[Collected data entries]
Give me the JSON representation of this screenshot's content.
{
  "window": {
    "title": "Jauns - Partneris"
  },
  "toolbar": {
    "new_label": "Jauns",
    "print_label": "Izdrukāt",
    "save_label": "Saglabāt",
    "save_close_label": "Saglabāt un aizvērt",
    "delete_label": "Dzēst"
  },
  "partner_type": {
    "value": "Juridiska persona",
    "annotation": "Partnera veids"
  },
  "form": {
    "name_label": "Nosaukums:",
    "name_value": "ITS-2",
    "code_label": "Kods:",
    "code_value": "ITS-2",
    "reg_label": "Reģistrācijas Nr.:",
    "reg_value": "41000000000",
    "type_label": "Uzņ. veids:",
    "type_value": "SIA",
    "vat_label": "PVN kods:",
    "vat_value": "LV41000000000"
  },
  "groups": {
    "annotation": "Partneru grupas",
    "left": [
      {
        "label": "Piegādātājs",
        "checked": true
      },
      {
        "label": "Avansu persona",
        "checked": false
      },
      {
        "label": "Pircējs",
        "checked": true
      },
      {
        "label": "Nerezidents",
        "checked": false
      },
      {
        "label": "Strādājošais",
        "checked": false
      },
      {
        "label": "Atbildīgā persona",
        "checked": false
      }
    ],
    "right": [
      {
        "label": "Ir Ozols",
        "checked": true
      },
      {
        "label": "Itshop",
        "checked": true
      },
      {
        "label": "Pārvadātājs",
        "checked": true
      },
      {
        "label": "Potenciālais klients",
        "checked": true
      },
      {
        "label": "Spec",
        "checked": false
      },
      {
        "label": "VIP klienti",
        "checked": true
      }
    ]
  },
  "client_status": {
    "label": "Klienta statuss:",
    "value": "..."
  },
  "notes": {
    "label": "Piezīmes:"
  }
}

• [PROBLEM]:
Tally every line of the data that holds the word "veids" and write the count alone.

• [SOLVED PROBLEM]:
2